* start *
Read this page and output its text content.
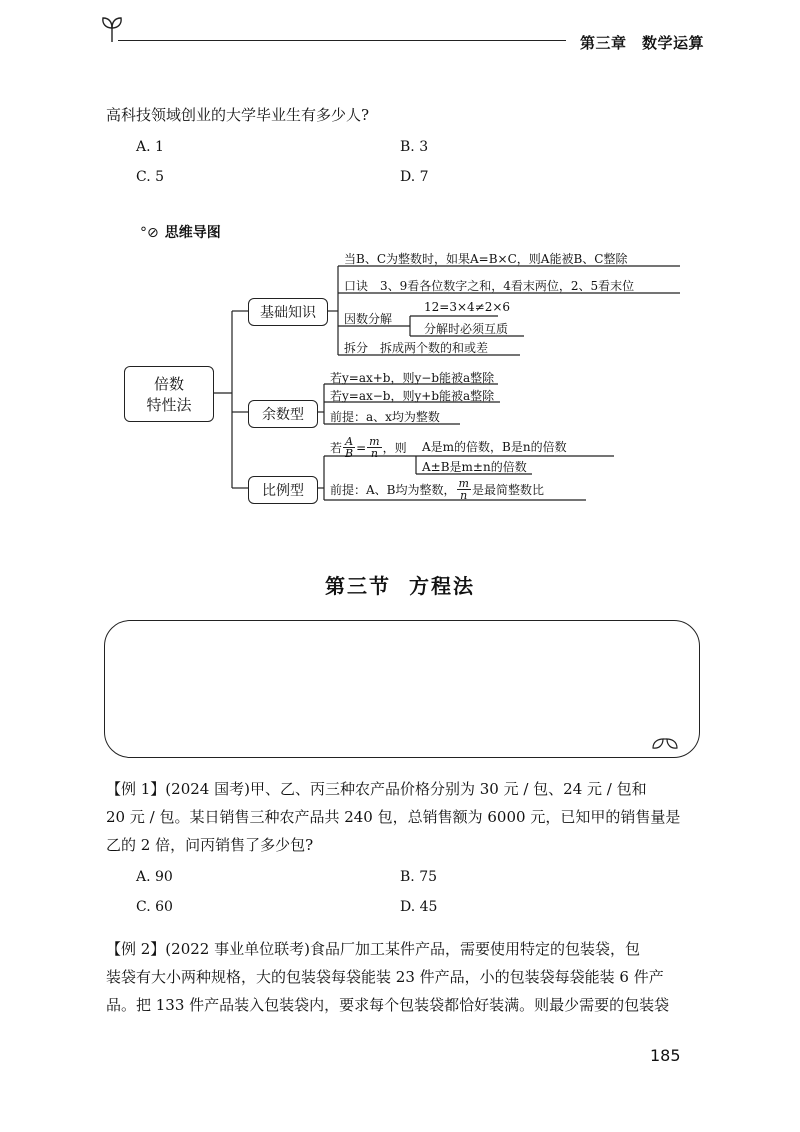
第三章　数学运算
高科技领域创业的大学毕业生有多少人?
A. 1	B. 3
C. 5	D. 7
°⊘ 思维导图
倍数
特性法
基础知识
余数型
比例型
当B、C为整数时，如果A=B×C，则A能被B、C整除
口诀　3、9看各位数字之和，4看末两位，2、5看末位
因数分解
12=3×4≠2×6
分解时必须互质
拆分　拆成两个数的和或差
若y=ax+b，则y−b能被a整除
若y=ax−b，则y+b能被a整除
前提：a、x均为整数
若 $\frac{A}{B} = \frac{m}{n}$ ，则 A是m的倍数，B是n的倍数
A±B是m±n的倍数
前提：A、B均为整数， m
n 是最简整数比
第三节 方程法
【例 1】(2024 国考)甲、乙、丙三种农产品价格分别为 30 元 / 包、24 元 / 包和
20 元 / 包。某日销售三种农产品共 240 包，总销售额为 6000 元，已知甲的销售量是
乙的 2 倍，问丙销售了多少包?
A. 90	B. 75
C. 60	D. 45
【例 2】(2022 事业单位联考)食品厂加工某件产品，需要使用特定的包装袋，包
装袋有大小两种规格，大的包装袋每袋能装 23 件产品，小的包装袋每袋能装 6 件产
品。把 133 件产品装入包装袋内，要求每个包装袋都恰好装满。则最少需要的包装袋
185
* end *
Written task –
Print every entry exactly as written, without the pictures.

Solution for this problem –
Read this page and output its text content.
第三章　数学运算
高科技领域创业的大学毕业生有多少人?
A. 1	B. 3
C. 5	D. 7
°⊘ 思维导图
倍数
特性法
基础知识
余数型
比例型
当B、C为整数时，如果A=B×C，则A能被B、C整除
口诀　3、9看各位数字之和，4看末两位，2、5看末位
因数分解
12=3×4≠2×6
分解时必须互质
拆分　拆成两个数的和或差
若y=ax+b，则y−b能被a整除
若y=ax−b，则y+b能被a整除
前提：a、x均为整数
若 $\frac{A}{B} = \frac{m}{n}$ ，则 A是m的倍数，B是n的倍数
A±B是m±n的倍数
前提：A、B均为整数， m
n 是最简整数比
第三节 方程法
【例 1】(2024 国考)甲、乙、丙三种农产品价格分别为 30 元 / 包、24 元 / 包和
20 元 / 包。某日销售三种农产品共 240 包，总销售额为 6000 元，已知甲的销售量是
乙的 2 倍，问丙销售了多少包?
A. 90	B. 75
C. 60	D. 45
【例 2】(2022 事业单位联考)食品厂加工某件产品，需要使用特定的包装袋，包
装袋有大小两种规格，大的包装袋每袋能装 23 件产品，小的包装袋每袋能装 6 件产
品。把 133 件产品装入包装袋内，要求每个包装袋都恰好装满。则最少需要的包装袋
185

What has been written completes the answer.